In the listing below, every entry should be duplicated exactly.

──────────

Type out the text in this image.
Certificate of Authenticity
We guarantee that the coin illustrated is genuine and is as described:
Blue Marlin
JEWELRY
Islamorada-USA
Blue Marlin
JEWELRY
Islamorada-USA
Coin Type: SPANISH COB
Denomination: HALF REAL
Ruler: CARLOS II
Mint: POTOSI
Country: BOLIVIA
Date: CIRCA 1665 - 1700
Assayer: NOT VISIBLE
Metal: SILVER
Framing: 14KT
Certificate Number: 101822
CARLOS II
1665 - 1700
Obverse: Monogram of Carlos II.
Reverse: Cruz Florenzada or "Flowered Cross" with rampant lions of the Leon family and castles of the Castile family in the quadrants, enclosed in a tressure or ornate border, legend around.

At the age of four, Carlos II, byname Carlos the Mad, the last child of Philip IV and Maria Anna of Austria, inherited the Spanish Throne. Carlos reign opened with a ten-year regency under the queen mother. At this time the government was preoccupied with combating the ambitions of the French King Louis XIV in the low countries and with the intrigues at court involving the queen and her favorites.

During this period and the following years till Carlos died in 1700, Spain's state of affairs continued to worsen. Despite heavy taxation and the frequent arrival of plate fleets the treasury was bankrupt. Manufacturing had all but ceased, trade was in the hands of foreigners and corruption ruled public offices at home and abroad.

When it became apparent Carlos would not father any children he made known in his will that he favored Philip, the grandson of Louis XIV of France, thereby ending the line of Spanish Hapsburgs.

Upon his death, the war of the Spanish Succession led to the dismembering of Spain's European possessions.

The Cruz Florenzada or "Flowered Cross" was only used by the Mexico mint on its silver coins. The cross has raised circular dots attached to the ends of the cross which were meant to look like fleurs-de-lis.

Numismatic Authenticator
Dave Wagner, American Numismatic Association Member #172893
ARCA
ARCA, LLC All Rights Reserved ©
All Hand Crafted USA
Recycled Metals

──────────

### Answer to this task
Type out the text in this image.
Certificate of Authenticity
We guarantee that the coin illustrated is genuine and is as described:
Blue Marlin
JEWELRY
Islamorada-USA
Blue Marlin
JEWELRY
Islamorada-USA
Coin Type: SPANISH COB
Denomination: HALF REAL
Ruler: CARLOS II
Mint: POTOSI
Country: BOLIVIA
Date: CIRCA 1665 - 1700
Assayer: NOT VISIBLE
Metal: SILVER
Framing: 14KT
Certificate Number: 101822
CARLOS II
1665 - 1700
Obverse: Monogram of Carlos II.
Reverse: Cruz Florenzada or "Flowered Cross" with rampant lions of the Leon family and castles of the Castile family in the quadrants, enclosed in a tressure or ornate border, legend around.

At the age of four, Carlos II, byname Carlos the Mad, the last child of Philip IV and Maria Anna of Austria, inherited the Spanish Throne. Carlos reign opened with a ten-year regency under the queen mother. At this time the government was preoccupied with combating the ambitions of the French King Louis XIV in the low countries and with the intrigues at court involving the queen and her favorites.

During this period and the following years till Carlos died in 1700, Spain's state of affairs continued to worsen. Despite heavy taxation and the frequent arrival of plate fleets the treasury was bankrupt. Manufacturing had all but ceased, trade was in the hands of foreigners and corruption ruled public offices at home and abroad.

When it became apparent Carlos would not father any children he made known in his will that he favored Philip, the grandson of Louis XIV of France, thereby ending the line of Spanish Hapsburgs.

Upon his death, the war of the Spanish Succession led to the dismembering of Spain's European possessions.

The Cruz Florenzada or "Flowered Cross" was only used by the Mexico mint on its silver coins. The cross has raised circular dots attached to the ends of the cross which were meant to look like fleurs-de-lis.

Numismatic Authenticator
Dave Wagner, American Numismatic Association Member #172893
ARCA
ARCA, LLC All Rights Reserved ©
All Hand Crafted USA
Recycled Metals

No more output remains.